** Start SUPPLIED RECORDS **

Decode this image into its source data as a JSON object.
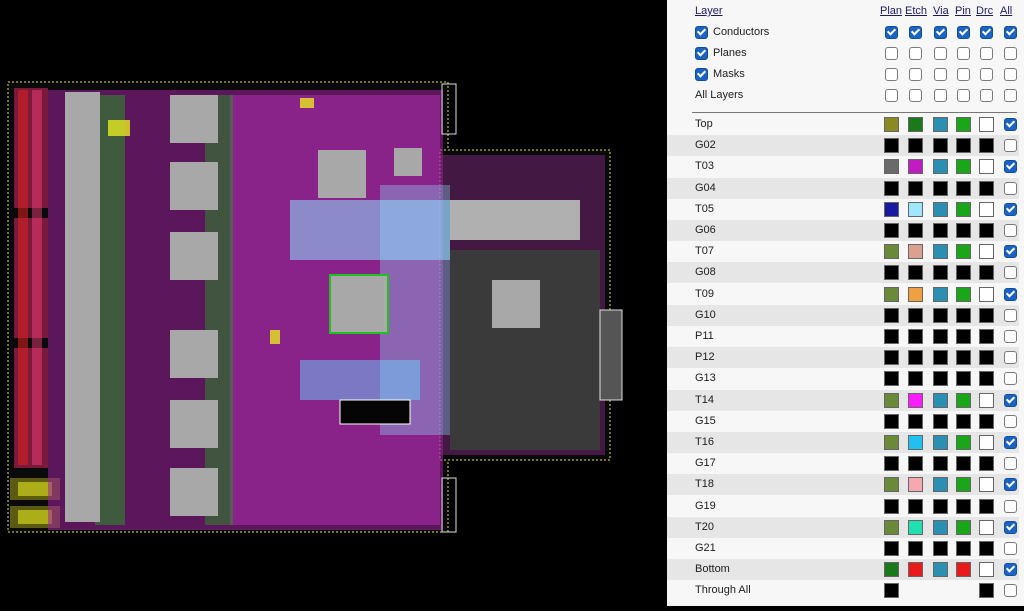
{
  "layer_panel": {
    "headers": {
      "layer": "Layer",
      "plan": "Plan",
      "etch": "Etch",
      "via": "Via",
      "pin": "Pin",
      "drc": "Drc",
      "all": "All"
    },
    "groups": [
      {
        "label": "Conductors",
        "checked": true,
        "cols": [
          true,
          true,
          true,
          true,
          true,
          true
        ]
      },
      {
        "label": "Planes",
        "checked": true,
        "cols": [
          false,
          false,
          false,
          false,
          false,
          false
        ]
      },
      {
        "label": "Masks",
        "checked": true,
        "cols": [
          false,
          false,
          false,
          false,
          false,
          false
        ]
      },
      {
        "label": "All Layers",
        "checked": false,
        "cols": [
          false,
          false,
          false,
          false,
          false,
          false
        ]
      }
    ],
    "layers": [
      {
        "name": "Top",
        "plan": "#8a8a20",
        "etch": "#1a7a1a",
        "via": "#2a8fb0",
        "pin": "#19a619",
        "drc": "#ffffff",
        "all": true
      },
      {
        "name": "G02",
        "plan": "#000000",
        "etch": "#000000",
        "via": "#000000",
        "pin": "#000000",
        "drc": "#000000",
        "all": false
      },
      {
        "name": "T03",
        "plan": "#6a6a6a",
        "etch": "#c11cc1",
        "via": "#2a8fb0",
        "pin": "#19a619",
        "drc": "#ffffff",
        "all": true
      },
      {
        "name": "G04",
        "plan": "#000000",
        "etch": "#000000",
        "via": "#000000",
        "pin": "#000000",
        "drc": "#000000",
        "all": false
      },
      {
        "name": "T05",
        "plan": "#1a1aa0",
        "etch": "#9fe6ff",
        "via": "#2a8fb0",
        "pin": "#19a619",
        "drc": "#ffffff",
        "all": true
      },
      {
        "name": "G06",
        "plan": "#000000",
        "etch": "#000000",
        "via": "#000000",
        "pin": "#000000",
        "drc": "#000000",
        "all": false
      },
      {
        "name": "T07",
        "plan": "#6a8a3a",
        "etch": "#dba090",
        "via": "#2a8fb0",
        "pin": "#19a619",
        "drc": "#ffffff",
        "all": true
      },
      {
        "name": "G08",
        "plan": "#000000",
        "etch": "#000000",
        "via": "#000000",
        "pin": "#000000",
        "drc": "#000000",
        "all": false
      },
      {
        "name": "T09",
        "plan": "#6a8a3a",
        "etch": "#f0a040",
        "via": "#2a8fb0",
        "pin": "#19a619",
        "drc": "#ffffff",
        "all": true
      },
      {
        "name": "G10",
        "plan": "#000000",
        "etch": "#000000",
        "via": "#000000",
        "pin": "#000000",
        "drc": "#000000",
        "all": false
      },
      {
        "name": "P11",
        "plan": "#000000",
        "etch": "#000000",
        "via": "#000000",
        "pin": "#000000",
        "drc": "#000000",
        "all": false
      },
      {
        "name": "P12",
        "plan": "#000000",
        "etch": "#000000",
        "via": "#000000",
        "pin": "#000000",
        "drc": "#000000",
        "all": false
      },
      {
        "name": "G13",
        "plan": "#000000",
        "etch": "#000000",
        "via": "#000000",
        "pin": "#000000",
        "drc": "#000000",
        "all": false
      },
      {
        "name": "T14",
        "plan": "#6a8a3a",
        "etch": "#ff1cff",
        "via": "#2a8fb0",
        "pin": "#19a619",
        "drc": "#ffffff",
        "all": true
      },
      {
        "name": "G15",
        "plan": "#000000",
        "etch": "#000000",
        "via": "#000000",
        "pin": "#000000",
        "drc": "#000000",
        "all": false
      },
      {
        "name": "T16",
        "plan": "#6a8a3a",
        "etch": "#20c0f0",
        "via": "#2a8fb0",
        "pin": "#19a619",
        "drc": "#ffffff",
        "all": true
      },
      {
        "name": "G17",
        "plan": "#000000",
        "etch": "#000000",
        "via": "#000000",
        "pin": "#000000",
        "drc": "#000000",
        "all": false
      },
      {
        "name": "T18",
        "plan": "#6a8a3a",
        "etch": "#f5a8b0",
        "via": "#2a8fb0",
        "pin": "#19a619",
        "drc": "#ffffff",
        "all": true
      },
      {
        "name": "G19",
        "plan": "#000000",
        "etch": "#000000",
        "via": "#000000",
        "pin": "#000000",
        "drc": "#000000",
        "all": false
      },
      {
        "name": "T20",
        "plan": "#6a8a3a",
        "etch": "#20e0b0",
        "via": "#2a8fb0",
        "pin": "#19a619",
        "drc": "#ffffff",
        "all": true
      },
      {
        "name": "G21",
        "plan": "#000000",
        "etch": "#000000",
        "via": "#000000",
        "pin": "#000000",
        "drc": "#000000",
        "all": false
      },
      {
        "name": "Bottom",
        "plan": "#1a7a1a",
        "etch": "#e81a1a",
        "via": "#2a8fb0",
        "pin": "#e81a1a",
        "drc": "#ffffff",
        "all": true
      },
      {
        "name": "Through All",
        "plan": "#000000",
        "etch": null,
        "via": null,
        "pin": null,
        "drc": "#000000",
        "all": false
      }
    ]
  }
}
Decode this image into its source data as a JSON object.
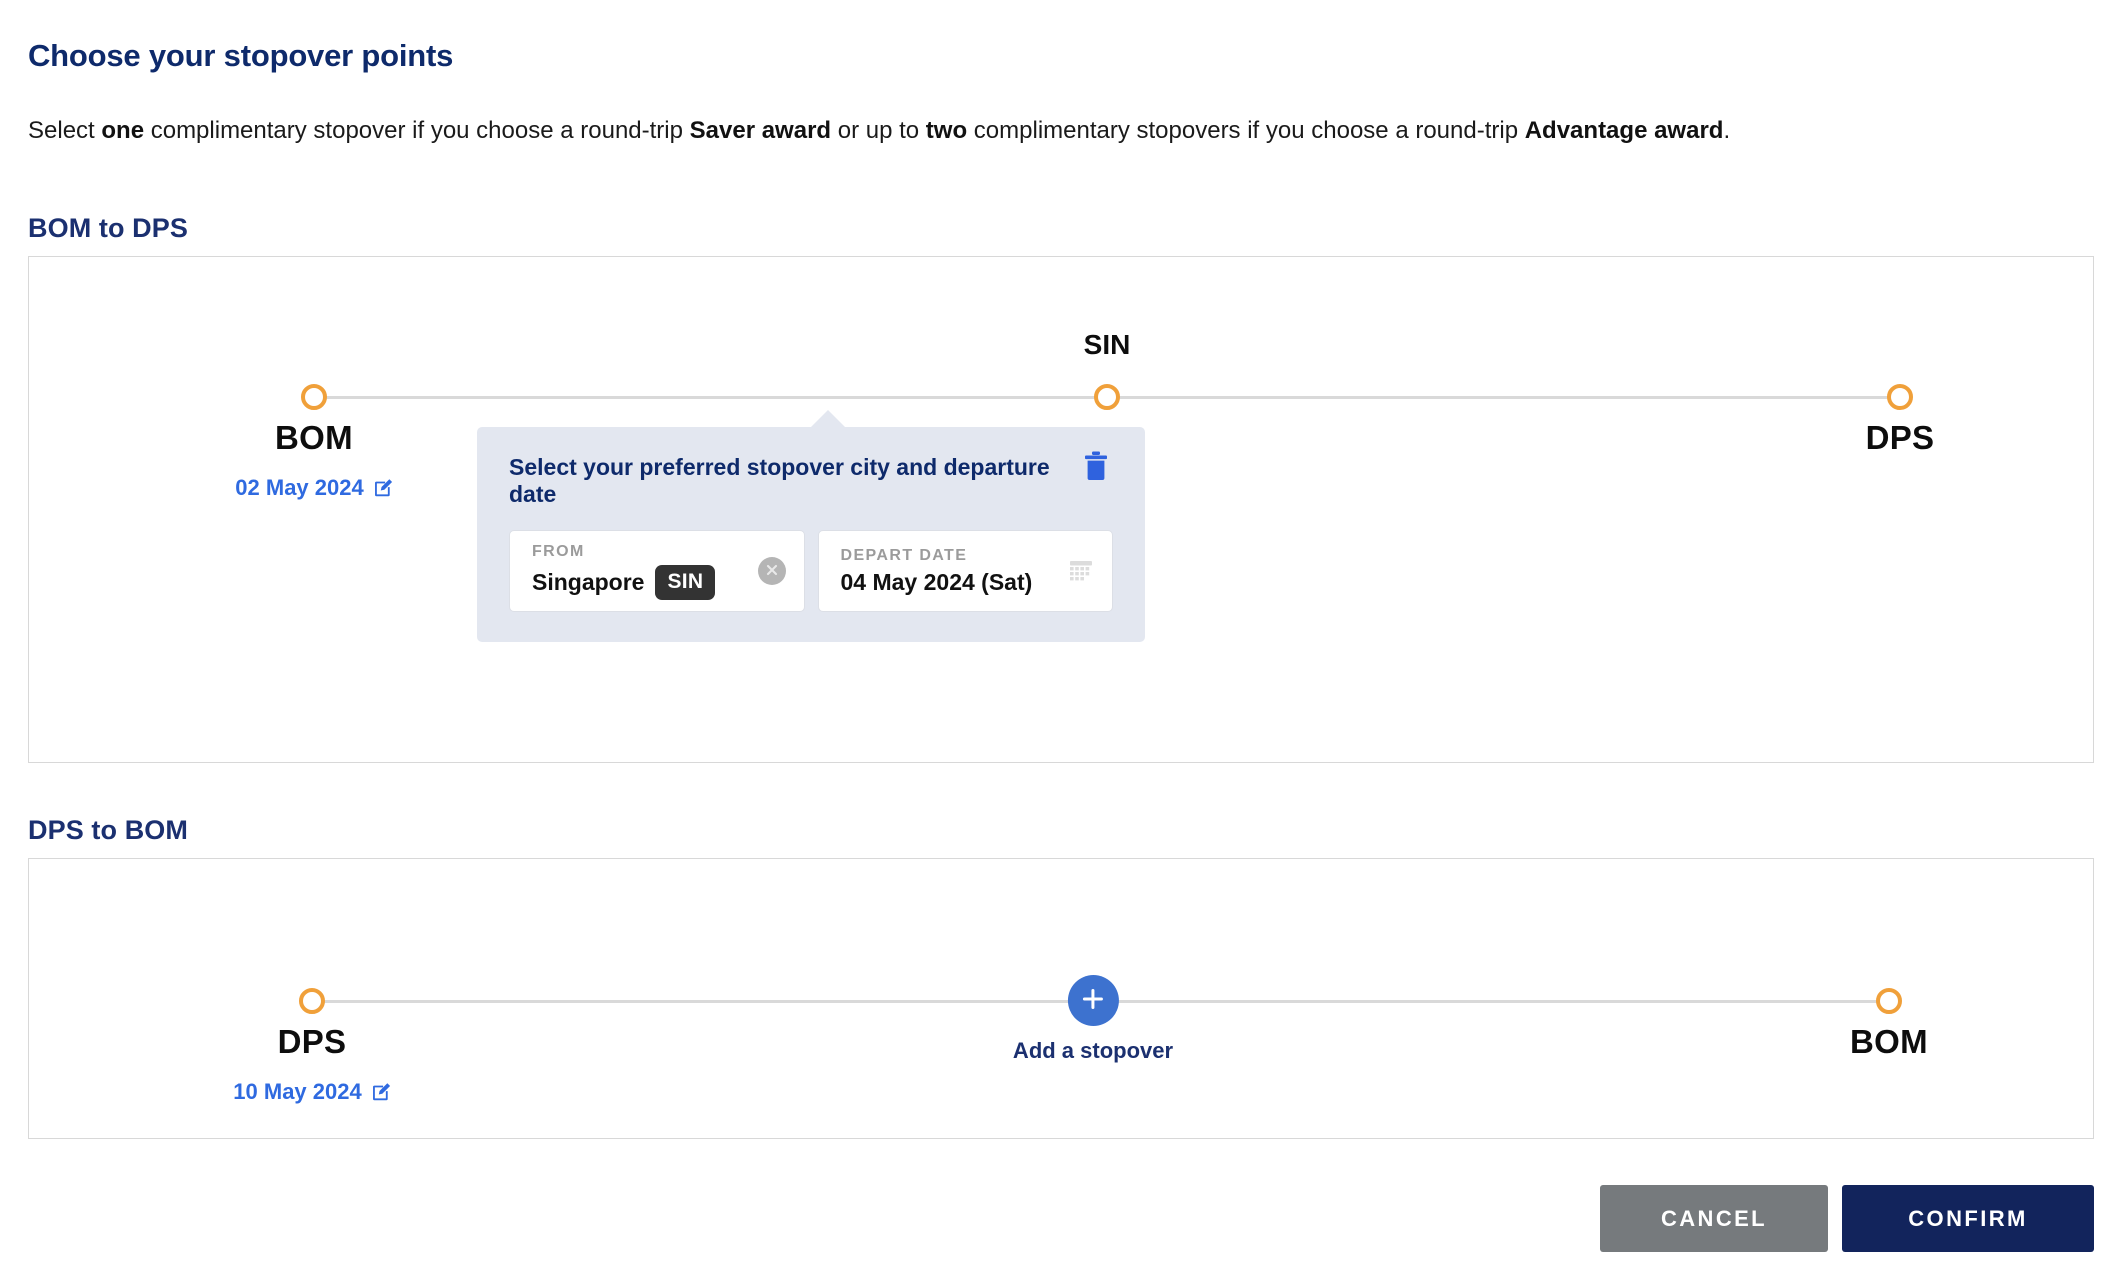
{
  "header": {
    "title": "Choose your stopover points",
    "subtitle_parts": [
      {
        "text": "Select ",
        "bold": false
      },
      {
        "text": "one",
        "bold": true
      },
      {
        "text": " complimentary stopover if you choose a round-trip ",
        "bold": false
      },
      {
        "text": "Saver award",
        "bold": true
      },
      {
        "text": " or up to ",
        "bold": false
      },
      {
        "text": "two",
        "bold": true
      },
      {
        "text": " complimentary stopovers if you choose a round-trip ",
        "bold": false
      },
      {
        "text": "Advantage award",
        "bold": true
      },
      {
        "text": ".",
        "bold": false
      }
    ],
    "subtitle_plain": "Select one complimentary stopover if you choose a round-trip Saver award or up to two complimentary stopovers if you choose a round-trip Advantage award."
  },
  "sections": [
    {
      "heading": "BOM to DPS",
      "origin": {
        "code": "BOM",
        "date": "02 May 2024",
        "edit_icon": "edit-pencil-icon"
      },
      "stopover": {
        "code": "SIN"
      },
      "destination": {
        "code": "DPS",
        "date": ""
      }
    },
    {
      "heading": "DPS to BOM",
      "origin": {
        "code": "DPS",
        "date": "10 May 2024",
        "edit_icon": "edit-pencil-icon"
      },
      "add_stopover_label": "Add a stopover",
      "destination": {
        "code": "BOM",
        "date": ""
      }
    }
  ],
  "stopover_card": {
    "title": "Select your preferred stopover city and departure date",
    "delete_icon": "trash-icon",
    "from_field": {
      "label": "FROM",
      "city": "Singapore",
      "code": "SIN",
      "clear_icon": "close-circle-icon"
    },
    "date_field": {
      "label": "DEPART DATE",
      "value": "04 May 2024 (Sat)",
      "calendar_icon": "calendar-icon"
    }
  },
  "footer": {
    "cancel_label": "CANCEL",
    "confirm_label": "CONFIRM"
  },
  "colors": {
    "navy": "#0e2a6b",
    "heading_navy": "#1b3070",
    "orange_node": "#f0a03a",
    "link_blue": "#2f6ae0",
    "card_bg": "#e3e7f0",
    "add_blue": "#3d72cf",
    "cancel_gray": "#767a7d",
    "confirm_navy": "#12245c",
    "badge_dark": "#333333"
  }
}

** End SUPPLIED RECORDS **

= TASK OBJECTIVE =
The entries above should be reproduced exactly, without their pictures.

= EXERCISE RESPONSE =
Decode this image into its source data as a JSON object.
{
  "layer_panel": {
    "headers": {
      "layer": "Layer",
      "plan": "Plan",
      "etch": "Etch",
      "via": "Via",
      "pin": "Pin",
      "drc": "Drc",
      "all": "All"
    },
    "groups": [
      {
        "label": "Conductors",
        "checked": true,
        "cols": [
          true,
          true,
          true,
          true,
          true,
          true
        ]
      },
      {
        "label": "Planes",
        "checked": true,
        "cols": [
          false,
          false,
          false,
          false,
          false,
          false
        ]
      },
      {
        "label": "Masks",
        "checked": true,
        "cols": [
          false,
          false,
          false,
          false,
          false,
          false
        ]
      },
      {
        "label": "All Layers",
        "checked": false,
        "cols": [
          false,
          false,
          false,
          false,
          false,
          false
        ]
      }
    ],
    "layers": [
      {
        "name": "Top",
        "plan": "#8a8a20",
        "etch": "#1a7a1a",
        "via": "#2a8fb0",
        "pin": "#19a619",
        "drc": "#ffffff",
        "all": true
      },
      {
        "name": "G02",
        "plan": "#000000",
        "etch": "#000000",
        "via": "#000000",
        "pin": "#000000",
        "drc": "#000000",
        "all": false
      },
      {
        "name": "T03",
        "plan": "#6a6a6a",
        "etch": "#c11cc1",
        "via": "#2a8fb0",
        "pin": "#19a619",
        "drc": "#ffffff",
        "all": true
      },
      {
        "name": "G04",
        "plan": "#000000",
        "etch": "#000000",
        "via": "#000000",
        "pin": "#000000",
        "drc": "#000000",
        "all": false
      },
      {
        "name": "T05",
        "plan": "#1a1aa0",
        "etch": "#9fe6ff",
        "via": "#2a8fb0",
        "pin": "#19a619",
        "drc": "#ffffff",
        "all": true
      },
      {
        "name": "G06",
        "plan": "#000000",
        "etch": "#000000",
        "via": "#000000",
        "pin": "#000000",
        "drc": "#000000",
        "all": false
      },
      {
        "name": "T07",
        "plan": "#6a8a3a",
        "etch": "#dba090",
        "via": "#2a8fb0",
        "pin": "#19a619",
        "drc": "#ffffff",
        "all": true
      },
      {
        "name": "G08",
        "plan": "#000000",
        "etch": "#000000",
        "via": "#000000",
        "pin": "#000000",
        "drc": "#000000",
        "all": false
      },
      {
        "name": "T09",
        "plan": "#6a8a3a",
        "etch": "#f0a040",
        "via": "#2a8fb0",
        "pin": "#19a619",
        "drc": "#ffffff",
        "all": true
      },
      {
        "name": "G10",
        "plan": "#000000",
        "etch": "#000000",
        "via": "#000000",
        "pin": "#000000",
        "drc": "#000000",
        "all": false
      },
      {
        "name": "P11",
        "plan": "#000000",
        "etch": "#000000",
        "via": "#000000",
        "pin": "#000000",
        "drc": "#000000",
        "all": false
      },
      {
        "name": "P12",
        "plan": "#000000",
        "etch": "#000000",
        "via": "#000000",
        "pin": "#000000",
        "drc": "#000000",
        "all": false
      },
      {
        "name": "G13",
        "plan": "#000000",
        "etch": "#000000",
        "via": "#000000",
        "pin": "#000000",
        "drc": "#000000",
        "all": false
      },
      {
        "name": "T14",
        "plan": "#6a8a3a",
        "etch": "#ff1cff",
        "via": "#2a8fb0",
        "pin": "#19a619",
        "drc": "#ffffff",
        "all": true
      },
      {
        "name": "G15",
        "plan": "#000000",
        "etch": "#000000",
        "via": "#000000",
        "pin": "#000000",
        "drc": "#000000",
        "all": false
      },
      {
        "name": "T16",
        "plan": "#6a8a3a",
        "etch": "#20c0f0",
        "via": "#2a8fb0",
        "pin": "#19a619",
        "drc": "#ffffff",
        "all": true
      },
      {
        "name": "G17",
        "plan": "#000000",
        "etch": "#000000",
        "via": "#000000",
        "pin": "#000000",
        "drc": "#000000",
        "all": false
      },
      {
        "name": "T18",
        "plan": "#6a8a3a",
        "etch": "#f5a8b0",
        "via": "#2a8fb0",
        "pin": "#19a619",
        "drc": "#ffffff",
        "all": true
      },
      {
        "name": "G19",
        "plan": "#000000",
        "etch": "#000000",
        "via": "#000000",
        "pin": "#000000",
        "drc": "#000000",
        "all": false
      },
      {
        "name": "T20",
        "plan": "#6a8a3a",
        "etch": "#20e0b0",
        "via": "#2a8fb0",
        "pin": "#19a619",
        "drc": "#ffffff",
        "all": true
      },
      {
        "name": "G21",
        "plan": "#000000",
        "etch": "#000000",
        "via": "#000000",
        "pin": "#000000",
        "drc": "#000000",
        "all": false
      },
      {
        "name": "Bottom",
        "plan": "#1a7a1a",
        "etch": "#e81a1a",
        "via": "#2a8fb0",
        "pin": "#e81a1a",
        "drc": "#ffffff",
        "all": true
      },
      {
        "name": "Through All",
        "plan": "#000000",
        "etch": null,
        "via": null,
        "pin": null,
        "drc": "#000000",
        "all": false
      }
    ]
  }
}
Decode this image into its source data as a JSON object.
{
  "header": {
    "title": "Choose your stopover points",
    "subtitle_parts": [
      {
        "text": "Select ",
        "bold": false
      },
      {
        "text": "one",
        "bold": true
      },
      {
        "text": " complimentary stopover if you choose a round-trip ",
        "bold": false
      },
      {
        "text": "Saver award",
        "bold": true
      },
      {
        "text": " or up to ",
        "bold": false
      },
      {
        "text": "two",
        "bold": true
      },
      {
        "text": " complimentary stopovers if you choose a round-trip ",
        "bold": false
      },
      {
        "text": "Advantage award",
        "bold": true
      },
      {
        "text": ".",
        "bold": false
      }
    ],
    "subtitle_plain": "Select one complimentary stopover if you choose a round-trip Saver award or up to two complimentary stopovers if you choose a round-trip Advantage award."
  },
  "sections": [
    {
      "heading": "BOM to DPS",
      "origin": {
        "code": "BOM",
        "date": "02 May 2024",
        "edit_icon": "edit-pencil-icon"
      },
      "stopover": {
        "code": "SIN"
      },
      "destination": {
        "code": "DPS",
        "date": ""
      }
    },
    {
      "heading": "DPS to BOM",
      "origin": {
        "code": "DPS",
        "date": "10 May 2024",
        "edit_icon": "edit-pencil-icon"
      },
      "add_stopover_label": "Add a stopover",
      "destination": {
        "code": "BOM",
        "date": ""
      }
    }
  ],
  "stopover_card": {
    "title": "Select your preferred stopover city and departure date",
    "delete_icon": "trash-icon",
    "from_field": {
      "label": "FROM",
      "city": "Singapore",
      "code": "SIN",
      "clear_icon": "close-circle-icon"
    },
    "date_field": {
      "label": "DEPART DATE",
      "value": "04 May 2024 (Sat)",
      "calendar_icon": "calendar-icon"
    }
  },
  "footer": {
    "cancel_label": "CANCEL",
    "confirm_label": "CONFIRM"
  },
  "colors": {
    "navy": "#0e2a6b",
    "heading_navy": "#1b3070",
    "orange_node": "#f0a03a",
    "link_blue": "#2f6ae0",
    "card_bg": "#e3e7f0",
    "add_blue": "#3d72cf",
    "cancel_gray": "#767a7d",
    "confirm_navy": "#12245c",
    "badge_dark": "#333333"
  }
}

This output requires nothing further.